* **What is asked**: Go through the records and extract every line with the word "https".

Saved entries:
########
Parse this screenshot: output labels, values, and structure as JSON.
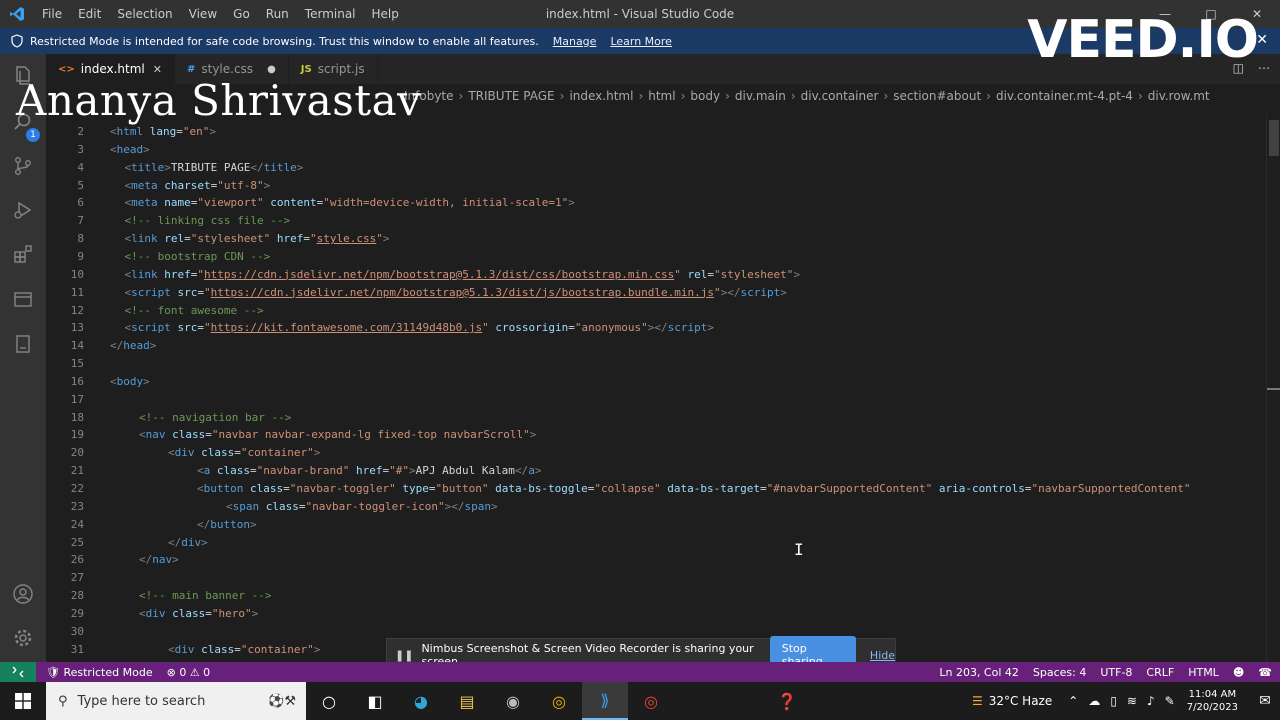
{
  "titlebar": {
    "menu": [
      "File",
      "Edit",
      "Selection",
      "View",
      "Go",
      "Run",
      "Terminal",
      "Help"
    ],
    "window_title": "index.html - Visual Studio Code"
  },
  "banner": {
    "message": "Restricted Mode is intended for safe code browsing. Trust this window to enable all features.",
    "manage": "Manage",
    "learn_more": "Learn More"
  },
  "activity": {
    "badge": "1"
  },
  "tabs": [
    {
      "icon": "<>",
      "label": "index.html",
      "state": "active"
    },
    {
      "icon": "#",
      "label": "style.css",
      "state": "modified"
    },
    {
      "icon": "JS",
      "label": "script.js",
      "state": "normal"
    }
  ],
  "breadcrumb": [
    "Infobyte",
    "TRIBUTE PAGE",
    "index.html",
    "html",
    "body",
    "div.main",
    "div.container",
    "section#about",
    "div.container.mt-4.pt-4",
    "div.row.mt"
  ],
  "editor": {
    "lines": [
      {
        "n": "2",
        "indent": 0,
        "tokens": [
          [
            "tg",
            "<"
          ],
          [
            "tn",
            "html"
          ],
          [
            "tx",
            " "
          ],
          [
            "an",
            "lang"
          ],
          [
            "tx",
            "="
          ],
          [
            "av",
            "\"en\""
          ],
          [
            "tg",
            ">"
          ]
        ]
      },
      {
        "n": "3",
        "indent": 0,
        "tokens": [
          [
            "tg",
            "<"
          ],
          [
            "tn",
            "head"
          ],
          [
            "tg",
            ">"
          ]
        ]
      },
      {
        "n": "4",
        "indent": 1,
        "tokens": [
          [
            "tg",
            "<"
          ],
          [
            "tn",
            "title"
          ],
          [
            "tg",
            ">"
          ],
          [
            "tx",
            "TRIBUTE PAGE"
          ],
          [
            "tg",
            "</"
          ],
          [
            "tn",
            "title"
          ],
          [
            "tg",
            ">"
          ]
        ]
      },
      {
        "n": "5",
        "indent": 1,
        "tokens": [
          [
            "tg",
            "<"
          ],
          [
            "tn",
            "meta"
          ],
          [
            "tx",
            " "
          ],
          [
            "an",
            "charset"
          ],
          [
            "tx",
            "="
          ],
          [
            "av",
            "\"utf-8\""
          ],
          [
            "tg",
            ">"
          ]
        ]
      },
      {
        "n": "6",
        "indent": 1,
        "tokens": [
          [
            "tg",
            "<"
          ],
          [
            "tn",
            "meta"
          ],
          [
            "tx",
            " "
          ],
          [
            "an",
            "name"
          ],
          [
            "tx",
            "="
          ],
          [
            "av",
            "\"viewport\""
          ],
          [
            "tx",
            " "
          ],
          [
            "an",
            "content"
          ],
          [
            "tx",
            "="
          ],
          [
            "av",
            "\"width=device-width, initial-scale=1\""
          ],
          [
            "tg",
            ">"
          ]
        ]
      },
      {
        "n": "7",
        "indent": 1,
        "tokens": [
          [
            "cm",
            "<!-- linking css file -->"
          ]
        ]
      },
      {
        "n": "8",
        "indent": 1,
        "tokens": [
          [
            "tg",
            "<"
          ],
          [
            "tn",
            "link"
          ],
          [
            "tx",
            " "
          ],
          [
            "an",
            "rel"
          ],
          [
            "tx",
            "="
          ],
          [
            "av",
            "\"stylesheet\""
          ],
          [
            "tx",
            " "
          ],
          [
            "an",
            "href"
          ],
          [
            "tx",
            "="
          ],
          [
            "av",
            "\""
          ],
          [
            "url",
            "style.css"
          ],
          [
            "av",
            "\""
          ],
          [
            "tg",
            ">"
          ]
        ]
      },
      {
        "n": "9",
        "indent": 1,
        "tokens": [
          [
            "cm",
            "<!-- bootstrap CDN -->"
          ]
        ]
      },
      {
        "n": "10",
        "indent": 1,
        "tokens": [
          [
            "tg",
            "<"
          ],
          [
            "tn",
            "link"
          ],
          [
            "tx",
            " "
          ],
          [
            "an",
            "href"
          ],
          [
            "tx",
            "="
          ],
          [
            "av",
            "\""
          ],
          [
            "url",
            "https://cdn.jsdelivr.net/npm/bootstrap@5.1.3/dist/css/bootstrap.min.css"
          ],
          [
            "av",
            "\""
          ],
          [
            "tx",
            " "
          ],
          [
            "an",
            "rel"
          ],
          [
            "tx",
            "="
          ],
          [
            "av",
            "\"stylesheet\""
          ],
          [
            "tg",
            ">"
          ]
        ]
      },
      {
        "n": "11",
        "indent": 1,
        "tokens": [
          [
            "tg",
            "<"
          ],
          [
            "tn",
            "script"
          ],
          [
            "tx",
            " "
          ],
          [
            "an",
            "src"
          ],
          [
            "tx",
            "="
          ],
          [
            "av",
            "\""
          ],
          [
            "url",
            "https://cdn.jsdelivr.net/npm/bootstrap@5.1.3/dist/js/bootstrap.bundle.min.js"
          ],
          [
            "av",
            "\""
          ],
          [
            "tg",
            "></"
          ],
          [
            "tn",
            "script"
          ],
          [
            "tg",
            ">"
          ]
        ]
      },
      {
        "n": "12",
        "indent": 1,
        "tokens": [
          [
            "cm",
            "<!-- font awesome -->"
          ]
        ]
      },
      {
        "n": "13",
        "indent": 1,
        "tokens": [
          [
            "tg",
            "<"
          ],
          [
            "tn",
            "script"
          ],
          [
            "tx",
            " "
          ],
          [
            "an",
            "src"
          ],
          [
            "tx",
            "="
          ],
          [
            "av",
            "\""
          ],
          [
            "url",
            "https://kit.fontawesome.com/31149d48b0.js"
          ],
          [
            "av",
            "\""
          ],
          [
            "tx",
            " "
          ],
          [
            "an",
            "crossorigin"
          ],
          [
            "tx",
            "="
          ],
          [
            "av",
            "\"anonymous\""
          ],
          [
            "tg",
            "></"
          ],
          [
            "tn",
            "script"
          ],
          [
            "tg",
            ">"
          ]
        ]
      },
      {
        "n": "14",
        "indent": 0,
        "tokens": [
          [
            "tg",
            "</"
          ],
          [
            "tn",
            "head"
          ],
          [
            "tg",
            ">"
          ]
        ]
      },
      {
        "n": "15",
        "indent": 0,
        "tokens": []
      },
      {
        "n": "16",
        "indent": 0,
        "tokens": [
          [
            "tg",
            "<"
          ],
          [
            "tn",
            "body"
          ],
          [
            "tg",
            ">"
          ]
        ]
      },
      {
        "n": "17",
        "indent": 0,
        "tokens": []
      },
      {
        "n": "18",
        "indent": 2,
        "tokens": [
          [
            "cm",
            "<!-- navigation bar -->"
          ]
        ]
      },
      {
        "n": "19",
        "indent": 2,
        "tokens": [
          [
            "tg",
            "<"
          ],
          [
            "tn",
            "nav"
          ],
          [
            "tx",
            " "
          ],
          [
            "an",
            "class"
          ],
          [
            "tx",
            "="
          ],
          [
            "av",
            "\"navbar navbar-expand-lg fixed-top navbarScroll\""
          ],
          [
            "tg",
            ">"
          ]
        ]
      },
      {
        "n": "20",
        "indent": 4,
        "tokens": [
          [
            "tg",
            "<"
          ],
          [
            "tn",
            "div"
          ],
          [
            "tx",
            " "
          ],
          [
            "an",
            "class"
          ],
          [
            "tx",
            "="
          ],
          [
            "av",
            "\"container\""
          ],
          [
            "tg",
            ">"
          ]
        ]
      },
      {
        "n": "21",
        "indent": 6,
        "tokens": [
          [
            "tg",
            "<"
          ],
          [
            "tn",
            "a"
          ],
          [
            "tx",
            " "
          ],
          [
            "an",
            "class"
          ],
          [
            "tx",
            "="
          ],
          [
            "av",
            "\"navbar-brand\""
          ],
          [
            "tx",
            " "
          ],
          [
            "an",
            "href"
          ],
          [
            "tx",
            "="
          ],
          [
            "av",
            "\"#\""
          ],
          [
            "tg",
            ">"
          ],
          [
            "tx",
            "APJ Abdul Kalam"
          ],
          [
            "tg",
            "</"
          ],
          [
            "tn",
            "a"
          ],
          [
            "tg",
            ">"
          ]
        ]
      },
      {
        "n": "22",
        "indent": 6,
        "tokens": [
          [
            "tg",
            "<"
          ],
          [
            "tn",
            "button"
          ],
          [
            "tx",
            " "
          ],
          [
            "an",
            "class"
          ],
          [
            "tx",
            "="
          ],
          [
            "av",
            "\"navbar-toggler\""
          ],
          [
            "tx",
            " "
          ],
          [
            "an",
            "type"
          ],
          [
            "tx",
            "="
          ],
          [
            "av",
            "\"button\""
          ],
          [
            "tx",
            " "
          ],
          [
            "an",
            "data-bs-toggle"
          ],
          [
            "tx",
            "="
          ],
          [
            "av",
            "\"collapse\""
          ],
          [
            "tx",
            " "
          ],
          [
            "an",
            "data-bs-target"
          ],
          [
            "tx",
            "="
          ],
          [
            "av",
            "\"#navbarSupportedContent\""
          ],
          [
            "tx",
            " "
          ],
          [
            "an",
            "aria-controls"
          ],
          [
            "tx",
            "="
          ],
          [
            "av",
            "\"navbarSupportedContent\""
          ]
        ]
      },
      {
        "n": "23",
        "indent": 8,
        "tokens": [
          [
            "tg",
            "<"
          ],
          [
            "tn",
            "span"
          ],
          [
            "tx",
            " "
          ],
          [
            "an",
            "class"
          ],
          [
            "tx",
            "="
          ],
          [
            "av",
            "\"navbar-toggler-icon\""
          ],
          [
            "tg",
            "></"
          ],
          [
            "tn",
            "span"
          ],
          [
            "tg",
            ">"
          ]
        ]
      },
      {
        "n": "24",
        "indent": 6,
        "tokens": [
          [
            "tg",
            "</"
          ],
          [
            "tn",
            "button"
          ],
          [
            "tg",
            ">"
          ]
        ]
      },
      {
        "n": "25",
        "indent": 4,
        "tokens": [
          [
            "tg",
            "</"
          ],
          [
            "tn",
            "div"
          ],
          [
            "tg",
            ">"
          ]
        ]
      },
      {
        "n": "26",
        "indent": 2,
        "tokens": [
          [
            "tg",
            "</"
          ],
          [
            "tn",
            "nav"
          ],
          [
            "tg",
            ">"
          ]
        ]
      },
      {
        "n": "27",
        "indent": 0,
        "tokens": []
      },
      {
        "n": "28",
        "indent": 2,
        "tokens": [
          [
            "cm",
            "<!-- main banner -->"
          ]
        ]
      },
      {
        "n": "29",
        "indent": 2,
        "tokens": [
          [
            "tg",
            "<"
          ],
          [
            "tn",
            "div"
          ],
          [
            "tx",
            " "
          ],
          [
            "an",
            "class"
          ],
          [
            "tx",
            "="
          ],
          [
            "av",
            "\"hero\""
          ],
          [
            "tg",
            ">"
          ]
        ]
      },
      {
        "n": "30",
        "indent": 0,
        "tokens": []
      },
      {
        "n": "31",
        "indent": 4,
        "tokens": [
          [
            "tg",
            "<"
          ],
          [
            "tn",
            "div"
          ],
          [
            "tx",
            " "
          ],
          [
            "an",
            "class"
          ],
          [
            "tx",
            "="
          ],
          [
            "av",
            "\"container\""
          ],
          [
            "tg",
            ">"
          ]
        ]
      }
    ]
  },
  "statusbar": {
    "mode": "Restricted Mode",
    "problems": "0",
    "warnings": "0",
    "position": "Ln 203, Col 42",
    "spaces": "Spaces: 4",
    "encoding": "UTF-8",
    "eol": "CRLF",
    "language": "HTML"
  },
  "sharebar": {
    "message": "Nimbus Screenshot & Screen Video Recorder is sharing your screen.",
    "stop": "Stop sharing",
    "hide": "Hide"
  },
  "taskbar": {
    "search_placeholder": "Type here to search",
    "weather": "32°C  Haze",
    "time": "11:04 AM",
    "date": "7/20/2023"
  },
  "overlay": {
    "name": "Ananya Shrivastav",
    "logo": "VEED.IO"
  },
  "colors": {
    "status_bar": "#68217a",
    "banner": "#1b3a66",
    "accent": "#007acc"
  }
}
########
* **Final result**:
            "https://cdn.jsdelivr.net/npm/bootstrap@5.1.3/dist/css/bootstrap.min.css"
            "https://cdn.jsdelivr.net/npm/bootstrap@5.1.3/dist/js/bootstrap.bundle.min.js"
            "https://kit.fontawesome.com/31149d48b0.js"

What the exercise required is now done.